WHAT IS ASKED: Extract the complete listing and repeat it word for word.

DATA LINES:
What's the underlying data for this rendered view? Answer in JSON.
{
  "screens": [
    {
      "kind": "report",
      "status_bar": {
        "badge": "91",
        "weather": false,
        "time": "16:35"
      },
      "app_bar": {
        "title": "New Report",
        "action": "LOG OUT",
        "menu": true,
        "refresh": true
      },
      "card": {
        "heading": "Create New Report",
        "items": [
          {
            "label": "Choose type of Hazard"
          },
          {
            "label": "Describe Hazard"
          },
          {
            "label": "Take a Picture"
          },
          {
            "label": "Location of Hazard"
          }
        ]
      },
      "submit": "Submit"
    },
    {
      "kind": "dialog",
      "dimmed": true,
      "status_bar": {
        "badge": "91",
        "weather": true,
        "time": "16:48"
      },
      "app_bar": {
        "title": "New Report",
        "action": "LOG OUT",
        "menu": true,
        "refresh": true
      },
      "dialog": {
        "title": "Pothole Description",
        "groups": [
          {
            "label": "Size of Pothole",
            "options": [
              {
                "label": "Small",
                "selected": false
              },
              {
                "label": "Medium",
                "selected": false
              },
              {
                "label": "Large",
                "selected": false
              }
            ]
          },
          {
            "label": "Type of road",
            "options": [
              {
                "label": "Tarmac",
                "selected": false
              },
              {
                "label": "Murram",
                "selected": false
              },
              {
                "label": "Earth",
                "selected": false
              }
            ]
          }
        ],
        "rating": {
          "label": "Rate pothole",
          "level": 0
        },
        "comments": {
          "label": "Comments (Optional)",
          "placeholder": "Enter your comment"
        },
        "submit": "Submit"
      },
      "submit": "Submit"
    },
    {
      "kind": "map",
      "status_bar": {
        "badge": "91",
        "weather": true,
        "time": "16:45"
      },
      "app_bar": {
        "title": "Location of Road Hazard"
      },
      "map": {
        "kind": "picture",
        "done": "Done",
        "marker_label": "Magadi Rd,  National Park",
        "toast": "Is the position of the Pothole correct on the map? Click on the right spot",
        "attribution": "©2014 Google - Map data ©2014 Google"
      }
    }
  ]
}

FULL OUTPUT:
What's the underlying data for this rendered view? Answer in JSON.
{
  "screens": [
    {
      "kind": "report",
      "status_bar": {
        "badge": "91",
        "weather": false,
        "time": "16:35"
      },
      "app_bar": {
        "title": "New Report",
        "action": "LOG OUT",
        "menu": true,
        "refresh": true
      },
      "card": {
        "heading": "Create New Report",
        "items": [
          {
            "label": "Choose type of Hazard"
          },
          {
            "label": "Describe Hazard"
          },
          {
            "label": "Take a Picture"
          },
          {
            "label": "Location of Hazard"
          }
        ]
      },
      "submit": "Submit"
    },
    {
      "kind": "dialog",
      "dimmed": true,
      "status_bar": {
        "badge": "91",
        "weather": true,
        "time": "16:48"
      },
      "app_bar": {
        "title": "New Report",
        "action": "LOG OUT",
        "menu": true,
        "refresh": true
      },
      "dialog": {
        "title": "Pothole Description",
        "groups": [
          {
            "label": "Size of Pothole",
            "options": [
              {
                "label": "Small",
                "selected": false
              },
              {
                "label": "Medium",
                "selected": false
              },
              {
                "label": "Large",
                "selected": false
              }
            ]
          },
          {
            "label": "Type of road",
            "options": [
              {
                "label": "Tarmac",
                "selected": false
              },
              {
                "label": "Murram",
                "selected": false
              },
              {
                "label": "Earth",
                "selected": false
              }
            ]
          }
        ],
        "rating": {
          "label": "Rate pothole",
          "level": 0
        },
        "comments": {
          "label": "Comments (Optional)",
          "placeholder": "Enter your comment"
        },
        "submit": "Submit"
      },
      "submit": "Submit"
    },
    {
      "kind": "map",
      "status_bar": {
        "badge": "91",
        "weather": true,
        "time": "16:45"
      },
      "app_bar": {
        "title": "Location of Road Hazard"
      },
      "map": {
        "kind": "picture",
        "done": "Done",
        "marker_label": "Magadi Rd,  National Park",
        "toast": "Is the position of the Pothole correct on the map? Click on the right spot",
        "attribution": "©2014 Google - Map data ©2014 Google"
      }
    }
  ]
}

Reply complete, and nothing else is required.